> **課題一覧**:
#1 次の記述(a)〜(c)がネット銀行に関する本文抜粋の内容と一致するか、それぞれ「はい」か「いいえ」で答え、判断の根拠となる本文の語句をそのまま引用してください。(a) ネット銀行はネットバンクやオンライン銀行とも呼ばれる。(b) ネット銀行ではシステムメンテナンス中も含め、常に取引ができる。(c) ネット銀行の口座開設には店舗での手続きが必要である。
#2 ネット銀行の選び方を扱った本文抜粋を、最後の文の次から書き進めてください。

> **本文抜粋**:
╭──

“近年、インターネットの普及に伴い、実店舗を持たずオンライン上で銀行業務を提供する「ネット銀行」の利用者が急増しています。メガバンクと比較して手数料が安く、預金金利が高いなど多くのメリットがあり、スマートフォン一つで手軽に利用できることから、多くの方が複数のネット銀行口座を使い分けています。
本記事では、2025年最新の情報をもとに、利用目的別におすすめのネット銀行をランキング形式でご紹介します。
ネット銀行とは?従来の銀行との違い
ネット銀行とは、実店舗をほとんど持たず、インターネット上で取引が完結できる銀行のことです。ネットバンクやオンライン銀行とも呼ばれています。従来の銀行と比較すると、以下のような特徴があります。
ネット銀行の主な特徴
店舗運営コストの削減: 実店舗をほとんど持たないため、店舗維持費や人件費などのコストを抑えられる
24時間365日サービス提供: システムメンテナンス時間を除き、いつでも取引可能
スマホで完結: 口座開設から入出金、振込まですべての操作がスマホで完結
高金利と低手数料: コスト削減分を預金金利の引き上げや手数料の引き下げに還元
従来の銀行との違い
項目ネット銀行従来の銀行(メガバンクなど)実店舗ほぼなし多数あり営業時間24時間365日(メンテナンス時除く)平日9:00〜15:00が中心普通預金金利0.1%〜0.2%程度0.001%程度振込手数料無料回数あり・安価比較的高めATM手数料無料回数あり・安価比較的高め対面相談基本的になし(電話・チャットサポート)店舗で対応可能
ネット銀行選びのポイント
ネット銀行はそれぞれに特色があり、自分のライフスタイルや利用目的に合わせて選ぶことが重要です。以下のポイントを参考にしながら、自分に最適なネット銀行を見つけましょう。
1. 手数料の安さをチェック
ネット銀行を選ぶ際の重要なポイントの一つが、ATM出金手数料と他行宛振込手数料です。多くのネット銀行では、条件に応じて月に数回〜数十回無料になるサービスを提供しています。自分の利用頻度に合わせて、手数料無料回数が多いネット銀行を選ぶと良いでしょう。

╰──

> **データセット内容**:
╭──

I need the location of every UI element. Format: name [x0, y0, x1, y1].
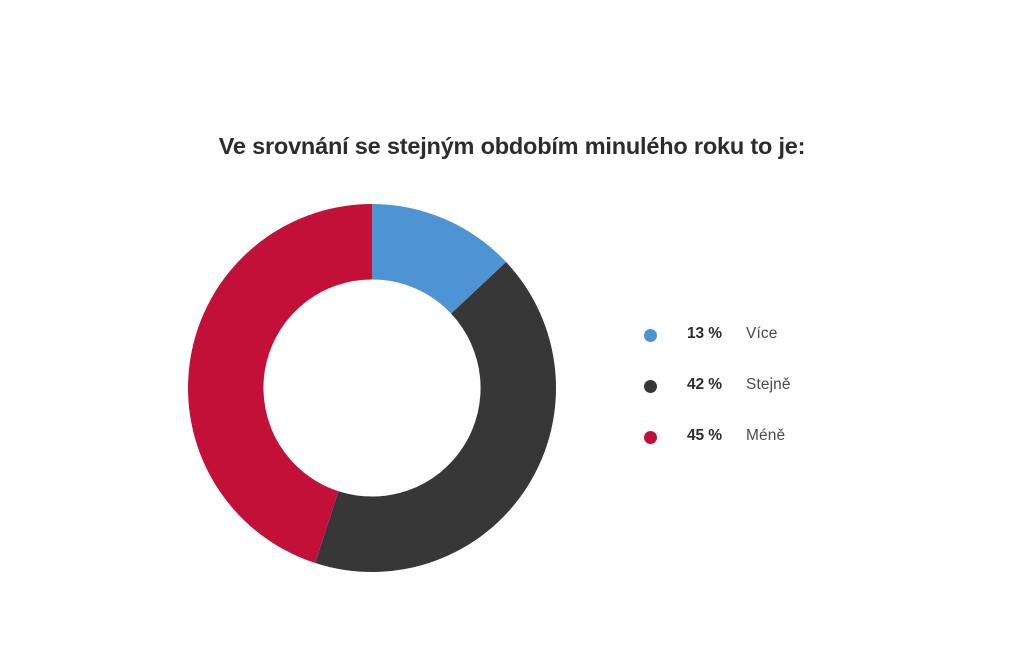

╰──

> **解答**:
#1
(a) はい。「ネットバンクやオンライン銀行とも呼ばれています」
(b) いいえ。「システムメンテナンス時間を除き、いつでも取引可能」
(c) いいえ。「口座開設から入出金、振込まですべての操作がスマホで完結」

#2
2. 預金金利の高さを比較
ネット銀行は従来の銀行と比べて普通預金金利が高いことが特徴です。さらに、多くのネット銀行では残高や取引条件に応じて金利が上がる「ステージ制」を導入しています。貯蓄目的で利用する場合は、金利の高さを重視して選びましょう。
3. 提携ATMの多さと利便性
実店舗を持たないネット銀行では、提携ATMを利用して入出金を行います。コンビニATMやメガバンクATMとの提携状況をチェックし、自分の生活圏内で便利に利用できるかを確認しましょう。
4. アプリの使いやすさ
ネット銀行ではスマートフォンアプリを使って操作することが多いため、UIの使いやすさや機能性も重要なポイントです。直感的に操作できるデザインや、セキュリティ対策が充実しているかも確認しましょう。
5. 特典やサービス内容
ポイント付与や他サービスとの連携など、銀行ごとに特徴的なサービスを提供しています。楽天銀行なら楽天ポイント、auじぶん銀行ならPontaポイントなど、日常的に利用しているポイントサービスとの連携があると便利です。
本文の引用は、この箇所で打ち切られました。